§ 提示文:
· · ·

これまで2日間ロケット攻撃はなかった.(Y)
2011年11月16日(水),ガザ地区のテロ攻撃に対するIDFの報復攻撃の際,仏領事とその家族がロケット砲破片で負傷したと仏外省.
仏領事らは空爆された場所から200m離れた場所にいた.
怪我の程度は不明.(H,P)
2011年11月27日(日),ガザから土曜朝にカッサムロケット攻撃.
ガザ近郊の自治体施設付近に着弾したが,負傷者や被害の報告は無し.(P)
2011年12月9日(金),IDFのガザ空爆でアルアクサ殉教団のメンバー2人が死亡.
その後,ガザからグラッド型など5発以上のロケット砲がベエルシバ近郊などに着弾.
ガザとの間で報復の連鎖が激化している.(P,Y,H)
2011年12月11日(日),先週金曜日にガザから12発のロケット砲が飛来.
IDFはガザに報復攻撃.
数時間後にはさらに4発のロケットがエシュコル地区などに着弾.
この攻撃による負傷者や被害は報告されていない.(Y,H,P)
2011年12月13日(火),ロケット砲撃への報復として,IDFがガザ地区の武器庫を空爆.
武装組織はIDFの反撃を免れるため,密集した住宅地の中に武器庫を設けていた.
爆発で2人が負傷したとパレスチナ筋.(Y,H,P)▲
【参考ページ】
「イスラエル・ニュース」

· · ·

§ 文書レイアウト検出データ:

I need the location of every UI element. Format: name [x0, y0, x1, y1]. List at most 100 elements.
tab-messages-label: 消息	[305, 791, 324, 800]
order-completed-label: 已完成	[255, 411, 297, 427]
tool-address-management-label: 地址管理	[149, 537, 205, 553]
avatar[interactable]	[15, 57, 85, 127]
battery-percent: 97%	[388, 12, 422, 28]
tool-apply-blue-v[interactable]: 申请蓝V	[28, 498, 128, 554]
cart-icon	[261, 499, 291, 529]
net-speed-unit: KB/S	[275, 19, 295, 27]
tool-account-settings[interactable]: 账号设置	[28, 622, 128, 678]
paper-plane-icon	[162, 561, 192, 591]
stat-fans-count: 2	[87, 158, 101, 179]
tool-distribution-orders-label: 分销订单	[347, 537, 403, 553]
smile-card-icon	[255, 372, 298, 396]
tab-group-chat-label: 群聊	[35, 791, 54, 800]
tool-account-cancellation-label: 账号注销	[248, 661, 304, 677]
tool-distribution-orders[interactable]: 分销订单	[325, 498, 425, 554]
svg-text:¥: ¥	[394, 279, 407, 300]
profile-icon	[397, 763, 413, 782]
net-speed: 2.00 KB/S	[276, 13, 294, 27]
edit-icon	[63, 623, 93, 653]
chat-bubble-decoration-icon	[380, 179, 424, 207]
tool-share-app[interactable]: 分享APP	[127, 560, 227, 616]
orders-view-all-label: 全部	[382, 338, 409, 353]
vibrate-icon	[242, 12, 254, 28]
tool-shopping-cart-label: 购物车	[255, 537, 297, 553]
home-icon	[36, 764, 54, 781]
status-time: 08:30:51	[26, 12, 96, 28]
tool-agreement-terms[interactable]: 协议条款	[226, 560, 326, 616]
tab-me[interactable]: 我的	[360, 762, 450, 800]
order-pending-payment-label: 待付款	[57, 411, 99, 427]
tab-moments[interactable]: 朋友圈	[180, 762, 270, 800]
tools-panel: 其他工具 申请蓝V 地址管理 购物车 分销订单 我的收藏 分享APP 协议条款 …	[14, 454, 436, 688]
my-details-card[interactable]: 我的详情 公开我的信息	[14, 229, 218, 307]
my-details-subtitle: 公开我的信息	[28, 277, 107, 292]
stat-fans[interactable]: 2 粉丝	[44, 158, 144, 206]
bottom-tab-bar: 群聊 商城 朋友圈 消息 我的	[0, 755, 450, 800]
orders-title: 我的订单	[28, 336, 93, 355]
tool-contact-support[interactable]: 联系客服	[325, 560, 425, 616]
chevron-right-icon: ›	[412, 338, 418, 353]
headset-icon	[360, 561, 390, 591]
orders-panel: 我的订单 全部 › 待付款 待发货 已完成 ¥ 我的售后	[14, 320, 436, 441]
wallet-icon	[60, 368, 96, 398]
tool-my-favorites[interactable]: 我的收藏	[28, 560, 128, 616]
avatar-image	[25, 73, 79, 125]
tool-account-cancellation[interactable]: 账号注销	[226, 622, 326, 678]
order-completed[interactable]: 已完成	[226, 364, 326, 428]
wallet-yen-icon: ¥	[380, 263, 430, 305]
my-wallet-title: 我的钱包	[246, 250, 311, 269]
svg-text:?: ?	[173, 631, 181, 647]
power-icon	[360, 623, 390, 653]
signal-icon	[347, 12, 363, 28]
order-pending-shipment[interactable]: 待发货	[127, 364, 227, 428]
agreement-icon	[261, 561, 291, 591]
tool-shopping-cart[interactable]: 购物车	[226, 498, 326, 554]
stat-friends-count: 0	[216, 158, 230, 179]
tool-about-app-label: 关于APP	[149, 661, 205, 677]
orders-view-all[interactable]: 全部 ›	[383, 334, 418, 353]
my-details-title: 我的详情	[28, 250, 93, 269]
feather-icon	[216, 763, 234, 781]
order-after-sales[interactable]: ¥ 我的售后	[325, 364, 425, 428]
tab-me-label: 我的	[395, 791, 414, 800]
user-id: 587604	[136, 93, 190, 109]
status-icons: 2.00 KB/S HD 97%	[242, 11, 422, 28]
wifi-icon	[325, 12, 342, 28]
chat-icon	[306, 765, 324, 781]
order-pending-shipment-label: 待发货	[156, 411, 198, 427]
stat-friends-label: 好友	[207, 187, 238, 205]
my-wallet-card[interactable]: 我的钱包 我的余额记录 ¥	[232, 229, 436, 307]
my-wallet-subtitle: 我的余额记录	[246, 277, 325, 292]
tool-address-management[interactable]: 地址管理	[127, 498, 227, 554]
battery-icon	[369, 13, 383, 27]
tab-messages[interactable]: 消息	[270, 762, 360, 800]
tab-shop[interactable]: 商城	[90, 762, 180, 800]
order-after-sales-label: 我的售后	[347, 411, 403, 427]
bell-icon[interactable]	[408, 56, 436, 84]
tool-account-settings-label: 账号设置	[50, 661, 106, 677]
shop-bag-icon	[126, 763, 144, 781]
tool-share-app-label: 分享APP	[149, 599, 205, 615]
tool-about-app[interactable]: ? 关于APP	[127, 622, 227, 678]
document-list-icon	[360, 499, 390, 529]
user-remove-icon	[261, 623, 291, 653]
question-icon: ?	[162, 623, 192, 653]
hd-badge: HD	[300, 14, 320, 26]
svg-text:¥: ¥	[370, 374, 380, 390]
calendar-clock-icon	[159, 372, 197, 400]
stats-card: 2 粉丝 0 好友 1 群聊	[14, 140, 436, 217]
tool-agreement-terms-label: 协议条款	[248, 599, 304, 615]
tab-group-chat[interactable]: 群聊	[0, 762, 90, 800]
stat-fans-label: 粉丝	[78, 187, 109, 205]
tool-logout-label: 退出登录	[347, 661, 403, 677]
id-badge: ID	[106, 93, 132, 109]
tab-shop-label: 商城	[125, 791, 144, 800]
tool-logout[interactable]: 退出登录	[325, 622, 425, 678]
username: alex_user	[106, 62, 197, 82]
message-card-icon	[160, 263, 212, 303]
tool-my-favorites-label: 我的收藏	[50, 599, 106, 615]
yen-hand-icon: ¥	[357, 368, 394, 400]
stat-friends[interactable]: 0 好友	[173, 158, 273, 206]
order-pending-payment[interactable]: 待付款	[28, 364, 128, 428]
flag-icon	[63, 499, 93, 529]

· · ·

§ 課題内容: 提示文のうち、「これまで2日間ロケット攻撃はなかった.(Y)」で始まり「IDFはガザに報復攻撃.」まで続く部分を、一字一句そのまま繰り返してもらえますか。 この一覧は提示文の内容とは関係がありません。

§ 解答欄:
これまで2日間ロケット攻撃はなかった.(Y)
2011年11月16日(水),ガザ地区のテロ攻撃に対するIDFの報復攻撃の際,仏領事とその家族がロケット砲破片で負傷したと仏外省.
仏領事らは空爆された場所から200m離れた場所にいた.
怪我の程度は不明.(H,P)
2011年11月27日(日),ガザから土曜朝にカッサムロケット攻撃.
ガザ近郊の自治体施設付近に着弾したが,負傷者や被害の報告は無し.(P)
2011年12月9日(金),IDFのガザ空爆でアルアクサ殉教団のメンバー2人が死亡.
その後,ガザからグラッド型など5発以上のロケット砲がベエルシバ近郊などに着弾.
ガザとの間で報復の連鎖が激化している.(P,Y,H)
2011年12月11日(日),先週金曜日にガザから12発のロケット砲が飛来.
IDFはガザに報復攻撃.